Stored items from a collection
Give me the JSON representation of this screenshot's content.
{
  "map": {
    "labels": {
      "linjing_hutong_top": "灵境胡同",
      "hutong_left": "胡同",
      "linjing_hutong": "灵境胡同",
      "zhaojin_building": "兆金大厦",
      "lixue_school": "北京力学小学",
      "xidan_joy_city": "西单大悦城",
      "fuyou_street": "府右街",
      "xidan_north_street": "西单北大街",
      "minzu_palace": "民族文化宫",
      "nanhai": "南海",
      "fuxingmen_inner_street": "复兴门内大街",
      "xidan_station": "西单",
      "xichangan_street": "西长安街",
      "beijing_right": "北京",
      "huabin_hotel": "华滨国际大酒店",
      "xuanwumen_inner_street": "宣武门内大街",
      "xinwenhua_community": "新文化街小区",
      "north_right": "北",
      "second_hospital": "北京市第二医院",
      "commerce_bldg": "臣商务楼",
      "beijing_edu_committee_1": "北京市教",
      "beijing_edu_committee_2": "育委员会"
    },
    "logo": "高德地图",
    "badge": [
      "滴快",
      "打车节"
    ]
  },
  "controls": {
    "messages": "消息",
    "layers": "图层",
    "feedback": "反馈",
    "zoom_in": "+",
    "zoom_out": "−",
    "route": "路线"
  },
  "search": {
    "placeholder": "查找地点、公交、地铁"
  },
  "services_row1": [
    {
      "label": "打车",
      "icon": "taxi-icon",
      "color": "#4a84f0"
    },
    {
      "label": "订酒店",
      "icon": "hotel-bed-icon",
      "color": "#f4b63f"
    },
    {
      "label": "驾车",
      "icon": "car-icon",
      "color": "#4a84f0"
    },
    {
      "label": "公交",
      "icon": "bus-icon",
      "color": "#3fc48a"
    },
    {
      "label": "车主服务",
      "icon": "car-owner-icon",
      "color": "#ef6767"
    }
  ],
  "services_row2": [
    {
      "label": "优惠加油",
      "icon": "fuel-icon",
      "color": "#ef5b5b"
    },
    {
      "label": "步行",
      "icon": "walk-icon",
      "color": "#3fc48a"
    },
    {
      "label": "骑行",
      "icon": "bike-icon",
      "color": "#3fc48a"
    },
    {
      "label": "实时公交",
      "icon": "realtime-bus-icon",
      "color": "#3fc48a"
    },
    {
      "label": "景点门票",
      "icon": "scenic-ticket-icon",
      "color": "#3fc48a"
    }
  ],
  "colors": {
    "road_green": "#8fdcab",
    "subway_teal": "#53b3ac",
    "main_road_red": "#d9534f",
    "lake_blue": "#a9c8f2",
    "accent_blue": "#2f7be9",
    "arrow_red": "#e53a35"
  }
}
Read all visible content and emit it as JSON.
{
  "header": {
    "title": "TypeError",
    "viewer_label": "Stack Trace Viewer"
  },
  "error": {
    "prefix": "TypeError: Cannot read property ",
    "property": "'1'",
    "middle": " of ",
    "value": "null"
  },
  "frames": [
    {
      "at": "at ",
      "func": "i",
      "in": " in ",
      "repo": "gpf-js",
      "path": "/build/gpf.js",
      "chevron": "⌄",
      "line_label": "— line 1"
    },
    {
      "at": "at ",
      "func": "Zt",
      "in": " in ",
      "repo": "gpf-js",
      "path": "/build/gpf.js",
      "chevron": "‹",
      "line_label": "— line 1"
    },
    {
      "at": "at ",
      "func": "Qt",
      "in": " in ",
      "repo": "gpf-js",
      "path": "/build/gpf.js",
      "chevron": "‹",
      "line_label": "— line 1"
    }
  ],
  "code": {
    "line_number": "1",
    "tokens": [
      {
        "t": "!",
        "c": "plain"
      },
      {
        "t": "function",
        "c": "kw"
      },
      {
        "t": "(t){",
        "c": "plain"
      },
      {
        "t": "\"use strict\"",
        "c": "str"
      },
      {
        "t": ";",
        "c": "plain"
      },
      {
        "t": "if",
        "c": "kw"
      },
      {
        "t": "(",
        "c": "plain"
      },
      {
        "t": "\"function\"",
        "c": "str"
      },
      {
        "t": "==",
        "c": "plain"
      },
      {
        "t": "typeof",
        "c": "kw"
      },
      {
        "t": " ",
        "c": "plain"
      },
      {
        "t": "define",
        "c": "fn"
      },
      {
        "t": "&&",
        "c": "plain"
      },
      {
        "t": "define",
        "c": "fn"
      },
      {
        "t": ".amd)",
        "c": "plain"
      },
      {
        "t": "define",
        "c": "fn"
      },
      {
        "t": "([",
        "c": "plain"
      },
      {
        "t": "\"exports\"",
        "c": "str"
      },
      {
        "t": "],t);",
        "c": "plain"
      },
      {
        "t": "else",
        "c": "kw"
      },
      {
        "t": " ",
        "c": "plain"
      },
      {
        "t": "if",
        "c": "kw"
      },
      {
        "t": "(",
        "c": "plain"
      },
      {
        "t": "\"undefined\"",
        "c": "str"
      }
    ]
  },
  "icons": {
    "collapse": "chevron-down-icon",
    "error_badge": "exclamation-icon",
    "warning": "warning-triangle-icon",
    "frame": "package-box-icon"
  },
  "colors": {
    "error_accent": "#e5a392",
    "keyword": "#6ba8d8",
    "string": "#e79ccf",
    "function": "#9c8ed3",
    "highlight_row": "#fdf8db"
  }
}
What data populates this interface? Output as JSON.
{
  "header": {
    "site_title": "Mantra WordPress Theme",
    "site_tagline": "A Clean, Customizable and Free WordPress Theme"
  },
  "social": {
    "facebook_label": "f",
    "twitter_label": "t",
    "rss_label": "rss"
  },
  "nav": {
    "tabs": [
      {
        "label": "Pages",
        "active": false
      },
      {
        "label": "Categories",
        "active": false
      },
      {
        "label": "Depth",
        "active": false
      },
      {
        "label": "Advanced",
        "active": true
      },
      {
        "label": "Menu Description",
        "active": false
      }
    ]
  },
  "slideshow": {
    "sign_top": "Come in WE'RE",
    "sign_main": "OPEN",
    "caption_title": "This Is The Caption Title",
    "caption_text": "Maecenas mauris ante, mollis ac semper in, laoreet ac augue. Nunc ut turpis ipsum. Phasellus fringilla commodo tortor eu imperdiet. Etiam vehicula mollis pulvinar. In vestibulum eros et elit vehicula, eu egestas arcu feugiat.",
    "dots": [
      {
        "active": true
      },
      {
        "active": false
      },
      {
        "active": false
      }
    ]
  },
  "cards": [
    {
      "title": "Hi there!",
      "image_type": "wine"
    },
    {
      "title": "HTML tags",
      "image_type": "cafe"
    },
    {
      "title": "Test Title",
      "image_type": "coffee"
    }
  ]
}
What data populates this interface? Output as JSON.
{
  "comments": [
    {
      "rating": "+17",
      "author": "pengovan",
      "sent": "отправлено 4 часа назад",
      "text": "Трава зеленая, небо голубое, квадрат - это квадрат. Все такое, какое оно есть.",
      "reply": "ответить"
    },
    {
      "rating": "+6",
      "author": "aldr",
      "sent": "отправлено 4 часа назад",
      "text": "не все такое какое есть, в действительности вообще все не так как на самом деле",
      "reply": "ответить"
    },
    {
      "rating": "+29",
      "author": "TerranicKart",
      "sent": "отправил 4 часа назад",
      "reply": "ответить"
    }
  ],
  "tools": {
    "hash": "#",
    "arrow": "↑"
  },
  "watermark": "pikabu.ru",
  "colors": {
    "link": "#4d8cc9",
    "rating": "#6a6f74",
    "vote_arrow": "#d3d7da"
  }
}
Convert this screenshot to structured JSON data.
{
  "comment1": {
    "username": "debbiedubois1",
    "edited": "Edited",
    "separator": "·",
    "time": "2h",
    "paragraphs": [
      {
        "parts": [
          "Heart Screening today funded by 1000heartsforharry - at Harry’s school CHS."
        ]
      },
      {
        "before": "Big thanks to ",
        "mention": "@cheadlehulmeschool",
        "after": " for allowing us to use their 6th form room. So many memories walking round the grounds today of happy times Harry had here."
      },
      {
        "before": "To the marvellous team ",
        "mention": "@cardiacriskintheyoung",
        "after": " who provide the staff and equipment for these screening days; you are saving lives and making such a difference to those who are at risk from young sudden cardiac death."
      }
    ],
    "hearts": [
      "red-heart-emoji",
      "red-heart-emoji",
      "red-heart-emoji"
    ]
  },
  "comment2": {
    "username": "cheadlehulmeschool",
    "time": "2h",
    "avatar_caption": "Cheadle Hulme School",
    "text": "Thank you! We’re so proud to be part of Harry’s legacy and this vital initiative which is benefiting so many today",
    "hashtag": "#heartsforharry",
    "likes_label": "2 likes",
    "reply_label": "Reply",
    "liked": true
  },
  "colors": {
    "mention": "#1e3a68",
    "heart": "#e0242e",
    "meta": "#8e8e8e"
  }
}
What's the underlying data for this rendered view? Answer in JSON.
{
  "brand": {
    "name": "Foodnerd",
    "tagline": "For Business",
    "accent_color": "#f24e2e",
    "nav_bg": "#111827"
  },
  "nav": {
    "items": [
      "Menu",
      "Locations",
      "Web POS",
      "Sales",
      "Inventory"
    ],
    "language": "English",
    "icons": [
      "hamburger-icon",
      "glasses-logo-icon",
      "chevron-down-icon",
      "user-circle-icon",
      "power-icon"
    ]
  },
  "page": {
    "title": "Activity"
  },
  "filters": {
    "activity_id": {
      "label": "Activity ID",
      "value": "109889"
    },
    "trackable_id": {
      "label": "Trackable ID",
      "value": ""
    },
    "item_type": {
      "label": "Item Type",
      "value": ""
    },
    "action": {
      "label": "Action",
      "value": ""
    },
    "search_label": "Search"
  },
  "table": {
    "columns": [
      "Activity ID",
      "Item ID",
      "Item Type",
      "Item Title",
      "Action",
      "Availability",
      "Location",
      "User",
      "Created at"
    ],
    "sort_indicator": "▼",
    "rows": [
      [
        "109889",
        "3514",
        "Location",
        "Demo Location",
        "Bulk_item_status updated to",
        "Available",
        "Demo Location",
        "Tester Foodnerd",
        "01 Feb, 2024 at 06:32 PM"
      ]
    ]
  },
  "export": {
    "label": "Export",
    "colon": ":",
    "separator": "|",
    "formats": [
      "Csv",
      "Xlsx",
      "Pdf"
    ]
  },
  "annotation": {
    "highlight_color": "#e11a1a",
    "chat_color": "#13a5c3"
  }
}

◆ WHAT IS EXPECTED ◆
Locate the word "rating" in the data above. Copy every line carrying it.

◆ REPLY ◆
      "rating": "+17",
      "rating": "+6",
      "rating": "+29",
    "rating": "#6a6f74",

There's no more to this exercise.